■ **任务说明**:
1. 把下面关于 block table 优化的文字中以“这次提升不算大”开头的段落改写得更简短，保留其主要事实。
2. 照原文抄出下面关于 block table 优化的文字中的一段，从“修改之前,我们可以发现在 build block”开始，到“Benchmark(HF GPT-2)”结束。

■ **研读文本**:

┌──

修改之前,我们可以发现在 build block tables 的时候会有很多次 HtoD 的 kernel launch,修改之后就只有一次 HtoD 的 kernel launch 了:

image-20251223072850324

image-20251223072906701

Benchmark(HF GPT-2)

为了让对比更稳定:

  • --pretok 把 tokenizer 的耗时移出计时区间
  • --no-stop-on-eos 固定每个请求 decode 的 token 数
  • --no-prefix-cache 避免 prefix cache/COW 干扰

Before

python -m rosellm.roseinfer.benchmark_scheduler \
  --hf-model-id gpt2 --device cuda \
  --prompt "Hello" --num-requests 16 --max-new-tokens 256 \
  --mode online --max-batch-size 8 \
  --no-stop-on-eos --no-prefix-cache --pretok \
  --warmup-runs 1 --repeat-runs 3 \
  --paged-attn
=== online summary ===
Warmup runs: 1
Measured runs: 3
Decode time p50/mean: 2.145921/2.146833 s
Total time p50/mean: 2.188248/2.190020 s
Throughput(completion,decode) p50/mean: 1908.74/1907.93 tokens/s
Throughput(completion,total) p50/mean: 1871.82/1870.31 tokens/s
TTFT p50/mean: 2.68/2.67 ms
TPOT p50/mean: 8.45/8.46 ms/token
Latency p50/mean: 2157.70/2159.16 ms

After

python -m rosellm.roseinfer.benchmark_scheduler \
  --hf-model-id gpt2 --device cuda \
  --prompt "Hello" --num-requests 16 --max-new-tokens 256 \
  --mode online --max-batch-size 8 \
  --no-stop-on-eos --no-prefix-cache --pretok \
  --warmup-runs 1 --repeat-runs 3 \
  --paged-attn
=== online summary ===
Warmup runs: 1
Measured runs: 3
Decode time p50/mean: 2.132166/2.133335 s
Total time p50/mean: 2.174574/2.176261 s
Throughput(completion,decode) p50/mean: 1921.05/1920.00 tokens/s
Throughput(completion,total) p50/mean: 1883.59/1882.13 tokens/s
TTFT p50/mean: 2.65/2.66 ms
TPOT p50/mean: 8.40/8.40 ms/token
Latency p50/mean: 2143.61/2145.06 ms

这次提升不算大(GPT-2 context=1024,本身 block_table 很小),但方向是对的:paged attention 的 decode path 先把“无意义的 dense mask 构建”和“碎片化的 H2D copy”清掉,后面再继续往 block_table 常驻 GPU / 增量更新 / 更大 context 的模型推进。

└──

收集的数据条目:
┌──

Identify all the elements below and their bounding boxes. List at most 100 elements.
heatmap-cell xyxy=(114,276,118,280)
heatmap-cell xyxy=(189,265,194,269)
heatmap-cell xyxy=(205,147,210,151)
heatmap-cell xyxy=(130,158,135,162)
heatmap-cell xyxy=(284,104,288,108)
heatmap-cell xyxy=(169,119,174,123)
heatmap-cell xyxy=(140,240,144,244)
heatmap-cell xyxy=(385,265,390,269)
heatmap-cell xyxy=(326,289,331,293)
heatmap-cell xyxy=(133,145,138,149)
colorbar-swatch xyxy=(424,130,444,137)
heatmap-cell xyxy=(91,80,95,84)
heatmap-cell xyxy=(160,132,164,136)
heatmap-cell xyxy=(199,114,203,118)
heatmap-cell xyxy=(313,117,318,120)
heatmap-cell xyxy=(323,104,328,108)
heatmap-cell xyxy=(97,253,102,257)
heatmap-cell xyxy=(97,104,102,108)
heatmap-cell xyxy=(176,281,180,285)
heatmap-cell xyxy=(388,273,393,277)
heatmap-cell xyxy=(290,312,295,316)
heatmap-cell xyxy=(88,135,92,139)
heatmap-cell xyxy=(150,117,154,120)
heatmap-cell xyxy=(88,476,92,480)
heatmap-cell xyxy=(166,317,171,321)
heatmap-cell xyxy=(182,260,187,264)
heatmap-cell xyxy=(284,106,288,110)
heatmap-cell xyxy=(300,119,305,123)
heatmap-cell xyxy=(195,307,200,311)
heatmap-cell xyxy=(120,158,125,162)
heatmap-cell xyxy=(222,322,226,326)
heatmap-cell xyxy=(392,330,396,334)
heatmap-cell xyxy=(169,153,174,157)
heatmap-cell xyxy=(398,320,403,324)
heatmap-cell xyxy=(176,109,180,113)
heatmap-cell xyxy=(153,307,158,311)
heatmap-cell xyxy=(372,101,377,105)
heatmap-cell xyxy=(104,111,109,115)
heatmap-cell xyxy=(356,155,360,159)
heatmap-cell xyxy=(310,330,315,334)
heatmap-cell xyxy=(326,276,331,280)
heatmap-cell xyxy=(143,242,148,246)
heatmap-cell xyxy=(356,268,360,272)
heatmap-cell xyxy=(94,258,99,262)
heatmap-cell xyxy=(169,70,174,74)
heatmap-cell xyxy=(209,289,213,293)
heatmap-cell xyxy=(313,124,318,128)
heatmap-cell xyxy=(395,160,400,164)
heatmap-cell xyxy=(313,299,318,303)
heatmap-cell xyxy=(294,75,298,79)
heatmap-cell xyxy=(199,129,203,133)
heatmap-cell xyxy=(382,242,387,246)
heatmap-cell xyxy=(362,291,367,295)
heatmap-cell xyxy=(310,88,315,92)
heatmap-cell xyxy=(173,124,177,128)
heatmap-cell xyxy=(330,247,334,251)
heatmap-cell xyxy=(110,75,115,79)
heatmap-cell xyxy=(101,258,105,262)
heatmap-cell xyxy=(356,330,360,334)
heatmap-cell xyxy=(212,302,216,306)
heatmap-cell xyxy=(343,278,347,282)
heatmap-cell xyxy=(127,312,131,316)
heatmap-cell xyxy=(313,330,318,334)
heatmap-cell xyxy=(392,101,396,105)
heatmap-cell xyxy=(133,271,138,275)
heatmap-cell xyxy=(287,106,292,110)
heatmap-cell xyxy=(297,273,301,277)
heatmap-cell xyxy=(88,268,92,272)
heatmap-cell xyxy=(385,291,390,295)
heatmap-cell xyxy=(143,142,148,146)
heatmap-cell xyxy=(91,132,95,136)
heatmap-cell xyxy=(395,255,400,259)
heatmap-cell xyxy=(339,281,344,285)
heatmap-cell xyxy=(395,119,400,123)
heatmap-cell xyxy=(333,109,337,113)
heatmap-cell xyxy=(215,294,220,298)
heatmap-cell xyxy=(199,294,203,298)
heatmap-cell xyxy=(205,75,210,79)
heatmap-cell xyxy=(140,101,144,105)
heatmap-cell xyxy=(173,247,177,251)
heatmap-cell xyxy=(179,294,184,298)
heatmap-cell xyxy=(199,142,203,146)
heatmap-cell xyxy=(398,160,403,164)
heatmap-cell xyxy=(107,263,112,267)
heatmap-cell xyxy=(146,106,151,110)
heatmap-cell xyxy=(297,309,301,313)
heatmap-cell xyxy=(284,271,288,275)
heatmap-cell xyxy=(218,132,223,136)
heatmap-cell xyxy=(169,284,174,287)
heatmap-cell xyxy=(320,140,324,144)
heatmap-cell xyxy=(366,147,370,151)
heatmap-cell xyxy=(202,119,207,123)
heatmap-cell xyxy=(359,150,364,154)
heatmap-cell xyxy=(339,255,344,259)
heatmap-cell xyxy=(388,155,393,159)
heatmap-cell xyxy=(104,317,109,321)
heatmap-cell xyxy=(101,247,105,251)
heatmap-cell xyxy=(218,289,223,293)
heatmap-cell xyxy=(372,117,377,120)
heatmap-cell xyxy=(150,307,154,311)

└──

■ **你的答案**:
1. 提升幅度不大，因为 GPT-2 的 context 为 1024，block_table 本来就很小。但方向正确：先去掉 paged attention decode path 中无意义的 dense mask 构建和碎片化的 H2D copy，之后再推进 block_table 常驻 GPU、增量更新以及更大 context 的模型。

2.
修改之前,我们可以发现在 build block tables 的时候会有很多次 HtoD 的 kernel launch,修改之后就只有一次 HtoD 的 kernel launch 了:

image-20251223072850324

image-20251223072906701

Benchmark(HF GPT-2)